Work to be completed: From the entries below, copy out every line with "year" in it.

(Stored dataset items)
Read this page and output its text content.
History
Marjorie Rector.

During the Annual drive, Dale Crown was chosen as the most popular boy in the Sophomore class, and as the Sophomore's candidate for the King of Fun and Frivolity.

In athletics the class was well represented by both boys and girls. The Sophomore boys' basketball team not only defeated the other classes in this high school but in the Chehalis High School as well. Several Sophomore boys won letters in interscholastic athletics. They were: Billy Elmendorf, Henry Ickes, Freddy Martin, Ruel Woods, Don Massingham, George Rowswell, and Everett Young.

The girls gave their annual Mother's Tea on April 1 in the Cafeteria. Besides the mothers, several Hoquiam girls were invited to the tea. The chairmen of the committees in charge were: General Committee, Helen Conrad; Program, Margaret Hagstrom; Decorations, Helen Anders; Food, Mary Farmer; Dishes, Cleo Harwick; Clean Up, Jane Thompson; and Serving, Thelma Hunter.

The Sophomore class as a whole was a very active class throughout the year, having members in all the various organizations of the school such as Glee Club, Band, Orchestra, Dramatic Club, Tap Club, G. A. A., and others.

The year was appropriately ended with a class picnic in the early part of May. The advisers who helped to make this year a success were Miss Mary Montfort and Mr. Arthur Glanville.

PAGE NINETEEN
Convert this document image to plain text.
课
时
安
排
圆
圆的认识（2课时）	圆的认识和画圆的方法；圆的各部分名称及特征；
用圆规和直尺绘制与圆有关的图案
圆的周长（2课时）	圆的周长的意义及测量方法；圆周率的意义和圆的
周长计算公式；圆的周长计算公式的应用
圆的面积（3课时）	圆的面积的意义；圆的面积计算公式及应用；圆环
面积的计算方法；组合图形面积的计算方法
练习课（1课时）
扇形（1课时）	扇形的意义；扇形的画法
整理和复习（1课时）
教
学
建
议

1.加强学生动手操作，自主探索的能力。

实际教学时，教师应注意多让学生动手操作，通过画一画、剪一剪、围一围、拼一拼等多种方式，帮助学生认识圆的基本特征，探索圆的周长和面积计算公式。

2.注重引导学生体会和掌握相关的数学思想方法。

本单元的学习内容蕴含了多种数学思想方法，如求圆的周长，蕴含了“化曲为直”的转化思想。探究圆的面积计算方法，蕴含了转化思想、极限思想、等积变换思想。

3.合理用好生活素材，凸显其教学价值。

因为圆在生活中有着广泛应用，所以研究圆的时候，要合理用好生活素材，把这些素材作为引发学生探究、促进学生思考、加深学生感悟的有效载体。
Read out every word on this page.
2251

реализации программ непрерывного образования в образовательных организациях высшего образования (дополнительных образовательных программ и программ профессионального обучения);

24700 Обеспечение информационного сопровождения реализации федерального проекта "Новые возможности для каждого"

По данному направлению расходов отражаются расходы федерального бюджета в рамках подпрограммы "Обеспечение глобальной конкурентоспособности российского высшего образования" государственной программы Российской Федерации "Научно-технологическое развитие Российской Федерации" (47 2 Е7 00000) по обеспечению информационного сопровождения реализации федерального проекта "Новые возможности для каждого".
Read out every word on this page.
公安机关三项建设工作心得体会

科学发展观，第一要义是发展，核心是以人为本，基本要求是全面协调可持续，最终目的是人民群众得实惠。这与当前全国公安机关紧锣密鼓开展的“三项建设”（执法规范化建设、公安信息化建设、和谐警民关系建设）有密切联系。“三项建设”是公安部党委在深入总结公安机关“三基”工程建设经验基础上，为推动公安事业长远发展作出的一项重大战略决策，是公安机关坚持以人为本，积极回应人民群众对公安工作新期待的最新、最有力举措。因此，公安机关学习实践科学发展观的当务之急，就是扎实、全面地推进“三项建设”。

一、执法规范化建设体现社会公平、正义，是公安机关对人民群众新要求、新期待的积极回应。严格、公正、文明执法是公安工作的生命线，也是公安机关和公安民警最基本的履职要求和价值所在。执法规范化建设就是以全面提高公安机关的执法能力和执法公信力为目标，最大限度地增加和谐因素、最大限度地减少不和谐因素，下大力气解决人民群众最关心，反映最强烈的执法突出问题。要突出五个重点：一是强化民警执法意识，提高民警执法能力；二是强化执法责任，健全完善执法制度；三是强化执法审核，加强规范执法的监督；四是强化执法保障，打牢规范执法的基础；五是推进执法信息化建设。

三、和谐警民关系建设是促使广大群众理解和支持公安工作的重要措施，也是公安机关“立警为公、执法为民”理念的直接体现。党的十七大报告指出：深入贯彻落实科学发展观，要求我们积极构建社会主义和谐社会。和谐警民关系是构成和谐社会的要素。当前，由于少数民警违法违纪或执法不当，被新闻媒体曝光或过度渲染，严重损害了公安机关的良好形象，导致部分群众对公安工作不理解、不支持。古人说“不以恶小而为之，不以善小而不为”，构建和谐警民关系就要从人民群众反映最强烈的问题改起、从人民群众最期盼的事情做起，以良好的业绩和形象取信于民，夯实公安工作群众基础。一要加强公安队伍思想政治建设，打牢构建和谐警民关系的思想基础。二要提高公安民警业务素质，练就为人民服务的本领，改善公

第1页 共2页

Answer to this problem:
The Sophomore class as a whole was a very active class throughout the year, having members in all the various organizations of the school such as Glee Club, Band, Orchestra, Dramatic Club, Tap Club, G. A. A., and others.
The year was appropriately ended with a class picnic in the early part of May. The advisers who helped to make this year a success were Miss Mary Montfort and Mr. Arthur Glanville.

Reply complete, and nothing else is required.